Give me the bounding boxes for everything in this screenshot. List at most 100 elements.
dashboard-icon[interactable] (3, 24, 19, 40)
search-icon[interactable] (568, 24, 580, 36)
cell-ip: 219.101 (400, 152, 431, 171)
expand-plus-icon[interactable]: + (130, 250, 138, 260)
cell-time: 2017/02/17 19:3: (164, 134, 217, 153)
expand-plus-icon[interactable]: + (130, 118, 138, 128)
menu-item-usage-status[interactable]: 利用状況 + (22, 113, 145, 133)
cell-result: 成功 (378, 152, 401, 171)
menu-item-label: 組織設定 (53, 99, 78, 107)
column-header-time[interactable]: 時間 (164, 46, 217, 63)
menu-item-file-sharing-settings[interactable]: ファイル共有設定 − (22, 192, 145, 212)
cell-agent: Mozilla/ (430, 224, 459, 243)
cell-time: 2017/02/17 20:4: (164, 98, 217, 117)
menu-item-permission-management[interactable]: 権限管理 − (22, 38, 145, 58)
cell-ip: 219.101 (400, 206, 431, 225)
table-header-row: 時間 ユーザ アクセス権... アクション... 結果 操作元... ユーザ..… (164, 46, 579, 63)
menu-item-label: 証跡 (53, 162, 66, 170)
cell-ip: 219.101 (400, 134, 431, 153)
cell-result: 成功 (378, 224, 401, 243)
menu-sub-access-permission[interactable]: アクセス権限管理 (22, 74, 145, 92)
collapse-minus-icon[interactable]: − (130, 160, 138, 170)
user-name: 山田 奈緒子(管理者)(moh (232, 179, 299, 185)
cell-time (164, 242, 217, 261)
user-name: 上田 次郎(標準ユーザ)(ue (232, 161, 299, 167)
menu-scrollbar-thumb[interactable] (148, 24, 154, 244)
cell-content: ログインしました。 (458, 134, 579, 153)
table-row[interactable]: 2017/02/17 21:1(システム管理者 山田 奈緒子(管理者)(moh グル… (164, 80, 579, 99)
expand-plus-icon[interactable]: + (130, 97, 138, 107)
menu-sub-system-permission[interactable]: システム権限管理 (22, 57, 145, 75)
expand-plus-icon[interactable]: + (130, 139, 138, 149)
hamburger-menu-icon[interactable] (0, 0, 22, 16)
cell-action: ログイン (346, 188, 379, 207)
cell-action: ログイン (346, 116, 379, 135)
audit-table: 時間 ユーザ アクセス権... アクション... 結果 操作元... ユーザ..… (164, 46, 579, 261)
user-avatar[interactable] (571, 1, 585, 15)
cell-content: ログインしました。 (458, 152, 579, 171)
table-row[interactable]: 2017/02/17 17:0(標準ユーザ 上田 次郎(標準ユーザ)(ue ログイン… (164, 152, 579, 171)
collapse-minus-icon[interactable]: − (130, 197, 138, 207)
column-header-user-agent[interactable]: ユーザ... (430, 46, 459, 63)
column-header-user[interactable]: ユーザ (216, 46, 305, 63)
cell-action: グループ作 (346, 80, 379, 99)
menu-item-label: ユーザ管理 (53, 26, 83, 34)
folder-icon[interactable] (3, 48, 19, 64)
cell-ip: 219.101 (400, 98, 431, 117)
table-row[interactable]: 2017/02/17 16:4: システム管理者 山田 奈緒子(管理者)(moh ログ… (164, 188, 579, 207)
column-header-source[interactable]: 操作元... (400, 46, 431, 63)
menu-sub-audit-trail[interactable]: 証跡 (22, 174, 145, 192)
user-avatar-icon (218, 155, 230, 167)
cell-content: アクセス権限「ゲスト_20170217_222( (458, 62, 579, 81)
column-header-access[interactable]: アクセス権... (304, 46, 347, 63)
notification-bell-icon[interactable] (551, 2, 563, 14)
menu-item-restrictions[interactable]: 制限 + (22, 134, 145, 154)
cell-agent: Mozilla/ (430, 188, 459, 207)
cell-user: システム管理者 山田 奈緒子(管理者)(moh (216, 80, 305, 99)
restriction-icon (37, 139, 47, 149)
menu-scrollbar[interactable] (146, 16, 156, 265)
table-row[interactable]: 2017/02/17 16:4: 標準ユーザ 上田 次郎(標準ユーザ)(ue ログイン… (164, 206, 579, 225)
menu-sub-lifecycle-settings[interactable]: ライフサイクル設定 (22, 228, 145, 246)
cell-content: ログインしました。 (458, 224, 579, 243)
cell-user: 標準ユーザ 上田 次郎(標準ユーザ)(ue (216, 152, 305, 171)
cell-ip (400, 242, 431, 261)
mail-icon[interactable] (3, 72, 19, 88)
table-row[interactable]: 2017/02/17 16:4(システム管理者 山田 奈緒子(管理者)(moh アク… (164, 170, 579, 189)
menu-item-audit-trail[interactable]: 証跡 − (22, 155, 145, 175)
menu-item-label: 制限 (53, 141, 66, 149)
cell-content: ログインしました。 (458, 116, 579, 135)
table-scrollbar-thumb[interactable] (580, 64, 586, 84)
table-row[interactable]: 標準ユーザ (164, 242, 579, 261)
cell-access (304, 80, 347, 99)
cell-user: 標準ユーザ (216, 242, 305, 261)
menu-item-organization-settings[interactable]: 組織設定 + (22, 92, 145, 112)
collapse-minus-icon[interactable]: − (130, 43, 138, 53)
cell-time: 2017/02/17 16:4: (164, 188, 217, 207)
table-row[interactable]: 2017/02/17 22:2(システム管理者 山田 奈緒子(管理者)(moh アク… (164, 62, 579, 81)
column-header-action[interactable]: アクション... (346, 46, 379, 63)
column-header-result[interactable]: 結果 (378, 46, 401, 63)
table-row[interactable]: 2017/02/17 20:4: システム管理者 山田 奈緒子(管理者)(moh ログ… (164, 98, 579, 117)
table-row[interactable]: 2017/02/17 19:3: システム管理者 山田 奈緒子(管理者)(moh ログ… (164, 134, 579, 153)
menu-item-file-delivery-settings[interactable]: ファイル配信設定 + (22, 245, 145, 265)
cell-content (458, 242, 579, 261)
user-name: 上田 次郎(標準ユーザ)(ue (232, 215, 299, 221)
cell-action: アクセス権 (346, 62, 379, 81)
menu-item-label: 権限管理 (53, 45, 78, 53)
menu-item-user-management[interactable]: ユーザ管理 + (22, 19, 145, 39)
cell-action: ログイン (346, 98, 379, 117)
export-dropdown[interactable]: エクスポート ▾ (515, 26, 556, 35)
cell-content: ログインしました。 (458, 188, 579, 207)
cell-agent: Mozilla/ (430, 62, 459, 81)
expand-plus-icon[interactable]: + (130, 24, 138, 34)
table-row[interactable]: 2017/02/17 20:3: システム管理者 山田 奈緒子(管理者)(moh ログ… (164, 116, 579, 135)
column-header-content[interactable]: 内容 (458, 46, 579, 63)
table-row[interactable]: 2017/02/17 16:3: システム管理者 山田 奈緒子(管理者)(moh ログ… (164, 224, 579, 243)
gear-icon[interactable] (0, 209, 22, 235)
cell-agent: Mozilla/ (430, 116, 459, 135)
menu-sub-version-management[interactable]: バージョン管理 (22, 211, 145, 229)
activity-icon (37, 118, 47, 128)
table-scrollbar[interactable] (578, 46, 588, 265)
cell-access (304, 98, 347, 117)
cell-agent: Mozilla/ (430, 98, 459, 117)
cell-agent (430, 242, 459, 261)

Exercise details -> From the items above, pick out each line that contains the string "result" and copy it.

Finished exercise ->
cell-result: 成功 (378, 152, 401, 171)
cell-result: 成功 (378, 224, 401, 243)
column-header-result[interactable]: 結果 (378, 46, 401, 63)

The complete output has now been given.